───── Dataset excerpts
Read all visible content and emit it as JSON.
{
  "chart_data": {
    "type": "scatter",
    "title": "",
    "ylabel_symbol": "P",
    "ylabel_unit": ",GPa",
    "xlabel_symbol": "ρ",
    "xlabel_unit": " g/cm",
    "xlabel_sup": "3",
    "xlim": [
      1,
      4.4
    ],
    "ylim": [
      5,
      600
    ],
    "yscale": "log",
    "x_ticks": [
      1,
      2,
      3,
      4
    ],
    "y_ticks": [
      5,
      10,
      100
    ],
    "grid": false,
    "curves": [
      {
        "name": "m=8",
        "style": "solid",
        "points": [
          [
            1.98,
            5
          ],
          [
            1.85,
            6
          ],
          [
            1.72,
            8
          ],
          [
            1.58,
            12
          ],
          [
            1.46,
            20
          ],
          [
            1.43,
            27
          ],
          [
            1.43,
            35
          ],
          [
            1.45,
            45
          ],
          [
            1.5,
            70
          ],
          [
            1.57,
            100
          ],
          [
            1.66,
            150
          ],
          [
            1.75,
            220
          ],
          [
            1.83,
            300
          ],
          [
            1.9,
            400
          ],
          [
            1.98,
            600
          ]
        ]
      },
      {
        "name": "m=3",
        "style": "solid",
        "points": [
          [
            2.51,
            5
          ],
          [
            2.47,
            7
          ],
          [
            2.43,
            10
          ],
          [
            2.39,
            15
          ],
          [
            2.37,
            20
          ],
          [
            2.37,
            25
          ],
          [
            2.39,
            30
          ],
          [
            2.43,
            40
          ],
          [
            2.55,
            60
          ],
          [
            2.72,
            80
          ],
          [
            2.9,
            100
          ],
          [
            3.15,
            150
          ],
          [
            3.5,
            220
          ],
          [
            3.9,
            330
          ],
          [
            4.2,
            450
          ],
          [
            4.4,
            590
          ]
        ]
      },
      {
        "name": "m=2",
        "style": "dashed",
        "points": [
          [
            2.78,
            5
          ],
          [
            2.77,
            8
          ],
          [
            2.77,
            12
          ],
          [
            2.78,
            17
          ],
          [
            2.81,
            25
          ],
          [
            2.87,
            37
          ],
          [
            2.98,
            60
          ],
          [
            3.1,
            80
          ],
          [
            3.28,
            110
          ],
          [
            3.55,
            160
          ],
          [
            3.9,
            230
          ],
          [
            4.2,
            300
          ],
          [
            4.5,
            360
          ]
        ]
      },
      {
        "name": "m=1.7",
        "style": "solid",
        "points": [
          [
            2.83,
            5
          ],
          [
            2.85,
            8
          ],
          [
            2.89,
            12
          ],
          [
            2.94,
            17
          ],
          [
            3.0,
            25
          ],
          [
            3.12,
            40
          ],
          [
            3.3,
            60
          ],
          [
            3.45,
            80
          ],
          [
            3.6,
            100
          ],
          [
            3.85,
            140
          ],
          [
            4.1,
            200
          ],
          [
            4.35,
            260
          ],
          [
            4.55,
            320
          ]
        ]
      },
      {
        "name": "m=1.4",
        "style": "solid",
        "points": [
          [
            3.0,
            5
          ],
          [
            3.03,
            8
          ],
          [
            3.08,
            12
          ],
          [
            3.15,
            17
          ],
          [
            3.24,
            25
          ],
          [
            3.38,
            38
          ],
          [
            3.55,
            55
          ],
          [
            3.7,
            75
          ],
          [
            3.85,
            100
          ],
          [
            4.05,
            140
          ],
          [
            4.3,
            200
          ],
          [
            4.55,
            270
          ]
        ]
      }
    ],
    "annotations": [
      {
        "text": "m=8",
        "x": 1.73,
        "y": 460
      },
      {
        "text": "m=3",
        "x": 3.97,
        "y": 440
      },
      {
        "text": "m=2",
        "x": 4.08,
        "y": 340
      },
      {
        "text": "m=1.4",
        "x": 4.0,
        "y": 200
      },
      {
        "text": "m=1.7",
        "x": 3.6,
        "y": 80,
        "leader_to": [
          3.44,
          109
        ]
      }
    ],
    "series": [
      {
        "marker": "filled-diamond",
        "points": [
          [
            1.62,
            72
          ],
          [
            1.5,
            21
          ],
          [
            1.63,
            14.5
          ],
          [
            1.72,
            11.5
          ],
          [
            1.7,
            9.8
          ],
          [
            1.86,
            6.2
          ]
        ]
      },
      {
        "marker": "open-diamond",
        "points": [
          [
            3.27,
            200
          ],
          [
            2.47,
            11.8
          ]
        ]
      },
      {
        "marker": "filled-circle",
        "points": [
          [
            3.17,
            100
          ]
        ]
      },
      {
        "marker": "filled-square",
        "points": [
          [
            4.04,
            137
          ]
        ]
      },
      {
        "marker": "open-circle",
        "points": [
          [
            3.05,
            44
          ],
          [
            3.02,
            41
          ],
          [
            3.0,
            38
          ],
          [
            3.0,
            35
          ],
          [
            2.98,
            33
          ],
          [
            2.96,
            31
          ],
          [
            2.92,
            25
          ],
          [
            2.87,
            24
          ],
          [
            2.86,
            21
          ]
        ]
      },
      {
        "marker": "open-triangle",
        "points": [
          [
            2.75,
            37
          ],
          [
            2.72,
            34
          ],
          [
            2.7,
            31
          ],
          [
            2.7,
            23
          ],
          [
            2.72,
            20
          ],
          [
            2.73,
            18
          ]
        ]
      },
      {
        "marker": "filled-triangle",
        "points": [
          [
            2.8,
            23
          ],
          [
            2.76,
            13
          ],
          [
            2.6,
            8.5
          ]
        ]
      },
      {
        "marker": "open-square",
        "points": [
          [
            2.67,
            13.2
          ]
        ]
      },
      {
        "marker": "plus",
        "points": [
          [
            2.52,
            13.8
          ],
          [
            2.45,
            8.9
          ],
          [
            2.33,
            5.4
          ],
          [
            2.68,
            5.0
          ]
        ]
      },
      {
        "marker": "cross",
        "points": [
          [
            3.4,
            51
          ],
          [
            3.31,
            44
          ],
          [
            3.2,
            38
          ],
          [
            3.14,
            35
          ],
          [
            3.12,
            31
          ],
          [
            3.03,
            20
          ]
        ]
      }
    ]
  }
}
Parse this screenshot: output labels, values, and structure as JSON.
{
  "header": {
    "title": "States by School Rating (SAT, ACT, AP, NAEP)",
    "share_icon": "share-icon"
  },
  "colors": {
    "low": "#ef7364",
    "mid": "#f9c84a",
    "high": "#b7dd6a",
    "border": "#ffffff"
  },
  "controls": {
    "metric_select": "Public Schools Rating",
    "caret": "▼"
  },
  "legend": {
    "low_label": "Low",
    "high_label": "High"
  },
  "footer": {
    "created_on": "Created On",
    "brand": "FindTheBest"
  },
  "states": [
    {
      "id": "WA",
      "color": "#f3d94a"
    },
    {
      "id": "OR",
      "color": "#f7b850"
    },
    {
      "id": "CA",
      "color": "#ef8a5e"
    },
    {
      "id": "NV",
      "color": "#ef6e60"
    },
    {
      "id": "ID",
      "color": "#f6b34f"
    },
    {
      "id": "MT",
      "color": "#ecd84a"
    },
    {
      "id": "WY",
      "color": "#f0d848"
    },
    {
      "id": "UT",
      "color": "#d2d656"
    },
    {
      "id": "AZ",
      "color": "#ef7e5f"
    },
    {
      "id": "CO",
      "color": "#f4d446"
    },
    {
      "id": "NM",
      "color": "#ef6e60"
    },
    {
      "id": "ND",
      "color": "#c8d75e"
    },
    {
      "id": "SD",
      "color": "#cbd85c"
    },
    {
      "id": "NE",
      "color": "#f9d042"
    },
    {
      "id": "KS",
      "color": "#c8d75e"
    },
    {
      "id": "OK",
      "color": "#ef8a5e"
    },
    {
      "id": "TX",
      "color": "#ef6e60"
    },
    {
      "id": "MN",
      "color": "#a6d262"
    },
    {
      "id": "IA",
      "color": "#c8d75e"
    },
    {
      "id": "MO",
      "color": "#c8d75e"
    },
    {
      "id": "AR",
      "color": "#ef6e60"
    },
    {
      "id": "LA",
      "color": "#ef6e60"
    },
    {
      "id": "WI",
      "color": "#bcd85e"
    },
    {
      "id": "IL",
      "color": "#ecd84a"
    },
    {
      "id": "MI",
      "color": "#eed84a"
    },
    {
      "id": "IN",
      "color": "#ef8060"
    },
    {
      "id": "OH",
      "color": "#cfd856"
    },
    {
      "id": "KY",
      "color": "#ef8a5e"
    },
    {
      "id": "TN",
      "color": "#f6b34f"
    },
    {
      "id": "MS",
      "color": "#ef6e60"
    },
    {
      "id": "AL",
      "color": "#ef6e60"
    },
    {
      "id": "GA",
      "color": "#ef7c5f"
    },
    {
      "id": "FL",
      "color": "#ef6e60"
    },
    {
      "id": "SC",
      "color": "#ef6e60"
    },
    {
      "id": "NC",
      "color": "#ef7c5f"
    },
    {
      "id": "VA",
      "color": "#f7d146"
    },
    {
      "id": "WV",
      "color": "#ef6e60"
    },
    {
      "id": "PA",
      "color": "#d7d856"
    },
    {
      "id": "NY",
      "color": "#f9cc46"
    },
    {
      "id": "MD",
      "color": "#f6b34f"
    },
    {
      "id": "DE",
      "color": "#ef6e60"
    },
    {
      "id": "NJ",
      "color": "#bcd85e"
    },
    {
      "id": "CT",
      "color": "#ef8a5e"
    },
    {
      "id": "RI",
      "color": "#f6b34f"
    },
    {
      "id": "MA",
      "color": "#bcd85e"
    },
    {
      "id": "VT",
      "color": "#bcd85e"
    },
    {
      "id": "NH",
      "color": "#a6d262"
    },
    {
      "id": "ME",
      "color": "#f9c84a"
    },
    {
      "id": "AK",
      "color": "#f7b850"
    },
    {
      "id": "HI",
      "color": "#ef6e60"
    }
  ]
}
──────────
───── Dataset excerpts
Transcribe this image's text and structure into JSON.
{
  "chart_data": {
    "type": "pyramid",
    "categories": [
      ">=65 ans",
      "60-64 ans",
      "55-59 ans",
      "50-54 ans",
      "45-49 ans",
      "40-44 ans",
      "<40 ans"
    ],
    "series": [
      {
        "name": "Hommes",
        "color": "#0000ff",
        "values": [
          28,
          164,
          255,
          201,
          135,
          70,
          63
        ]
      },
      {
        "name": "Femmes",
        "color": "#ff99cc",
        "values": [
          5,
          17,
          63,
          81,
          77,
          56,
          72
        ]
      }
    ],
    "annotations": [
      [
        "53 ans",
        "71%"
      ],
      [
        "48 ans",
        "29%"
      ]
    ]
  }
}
──────────
───── Dataset excerpts
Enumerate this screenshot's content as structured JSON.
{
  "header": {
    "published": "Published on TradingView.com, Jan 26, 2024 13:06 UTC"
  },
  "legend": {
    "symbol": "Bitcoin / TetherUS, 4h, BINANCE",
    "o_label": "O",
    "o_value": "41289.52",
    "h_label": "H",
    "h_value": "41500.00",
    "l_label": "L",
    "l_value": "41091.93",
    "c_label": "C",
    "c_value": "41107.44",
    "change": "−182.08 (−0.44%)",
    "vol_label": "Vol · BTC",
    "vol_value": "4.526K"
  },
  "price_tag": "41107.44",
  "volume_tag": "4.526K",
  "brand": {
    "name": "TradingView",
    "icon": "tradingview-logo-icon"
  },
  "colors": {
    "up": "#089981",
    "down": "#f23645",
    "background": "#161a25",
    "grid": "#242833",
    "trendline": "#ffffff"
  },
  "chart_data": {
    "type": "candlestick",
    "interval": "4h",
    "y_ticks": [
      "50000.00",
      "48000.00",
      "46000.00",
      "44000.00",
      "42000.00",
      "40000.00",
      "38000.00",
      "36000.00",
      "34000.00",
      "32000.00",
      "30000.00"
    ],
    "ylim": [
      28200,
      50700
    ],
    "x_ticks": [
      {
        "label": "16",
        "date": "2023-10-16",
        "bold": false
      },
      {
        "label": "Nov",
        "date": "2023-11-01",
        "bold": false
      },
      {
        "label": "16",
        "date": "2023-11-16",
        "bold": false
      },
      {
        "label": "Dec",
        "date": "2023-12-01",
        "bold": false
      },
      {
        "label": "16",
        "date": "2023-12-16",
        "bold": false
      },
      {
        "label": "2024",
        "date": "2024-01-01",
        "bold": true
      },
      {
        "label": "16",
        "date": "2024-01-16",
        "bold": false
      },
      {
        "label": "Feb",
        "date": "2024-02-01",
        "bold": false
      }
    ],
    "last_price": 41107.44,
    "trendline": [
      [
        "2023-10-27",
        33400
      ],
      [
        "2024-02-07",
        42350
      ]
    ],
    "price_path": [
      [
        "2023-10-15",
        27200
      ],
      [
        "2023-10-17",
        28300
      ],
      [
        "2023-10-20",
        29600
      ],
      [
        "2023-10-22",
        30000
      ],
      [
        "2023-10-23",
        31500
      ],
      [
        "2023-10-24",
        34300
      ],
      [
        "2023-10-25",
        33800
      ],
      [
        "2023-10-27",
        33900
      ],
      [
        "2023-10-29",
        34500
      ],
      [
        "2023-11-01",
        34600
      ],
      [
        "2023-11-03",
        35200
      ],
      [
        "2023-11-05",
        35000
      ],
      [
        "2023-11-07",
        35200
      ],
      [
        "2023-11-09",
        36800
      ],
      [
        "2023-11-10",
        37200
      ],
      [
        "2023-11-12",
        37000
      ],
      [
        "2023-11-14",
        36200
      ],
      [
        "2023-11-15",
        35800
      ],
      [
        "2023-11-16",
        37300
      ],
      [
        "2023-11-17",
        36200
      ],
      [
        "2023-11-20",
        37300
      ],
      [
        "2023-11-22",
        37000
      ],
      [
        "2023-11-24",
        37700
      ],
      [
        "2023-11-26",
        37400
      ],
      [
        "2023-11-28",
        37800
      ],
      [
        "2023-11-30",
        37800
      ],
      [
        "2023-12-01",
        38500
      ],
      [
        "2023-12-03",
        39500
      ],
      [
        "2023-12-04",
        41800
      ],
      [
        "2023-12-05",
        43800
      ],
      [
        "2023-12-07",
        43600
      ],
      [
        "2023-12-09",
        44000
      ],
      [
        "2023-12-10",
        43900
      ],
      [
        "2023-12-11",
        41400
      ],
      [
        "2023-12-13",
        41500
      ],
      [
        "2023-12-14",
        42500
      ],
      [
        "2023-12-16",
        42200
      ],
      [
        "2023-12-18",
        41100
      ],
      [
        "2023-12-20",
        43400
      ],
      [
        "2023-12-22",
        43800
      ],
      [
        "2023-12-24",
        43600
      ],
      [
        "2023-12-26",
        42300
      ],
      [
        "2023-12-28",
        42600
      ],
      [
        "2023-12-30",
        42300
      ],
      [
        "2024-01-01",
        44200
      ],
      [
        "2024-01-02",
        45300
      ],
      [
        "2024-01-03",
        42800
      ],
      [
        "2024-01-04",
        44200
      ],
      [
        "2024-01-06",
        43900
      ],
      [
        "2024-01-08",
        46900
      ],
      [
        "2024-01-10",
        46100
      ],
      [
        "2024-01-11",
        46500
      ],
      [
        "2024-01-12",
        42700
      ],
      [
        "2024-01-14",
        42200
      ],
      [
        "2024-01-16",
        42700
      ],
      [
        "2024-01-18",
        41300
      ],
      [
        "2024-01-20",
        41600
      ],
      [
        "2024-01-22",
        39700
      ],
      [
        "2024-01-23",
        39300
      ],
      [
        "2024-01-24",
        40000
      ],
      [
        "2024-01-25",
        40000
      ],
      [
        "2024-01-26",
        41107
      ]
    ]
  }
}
──────────
Task directions: Pick out each line containing "open" and report it.

The completed task:
        "marker": "open-diamond",
        "marker": "open-circle",
        "marker": "open-triangle",
        "marker": "open-square",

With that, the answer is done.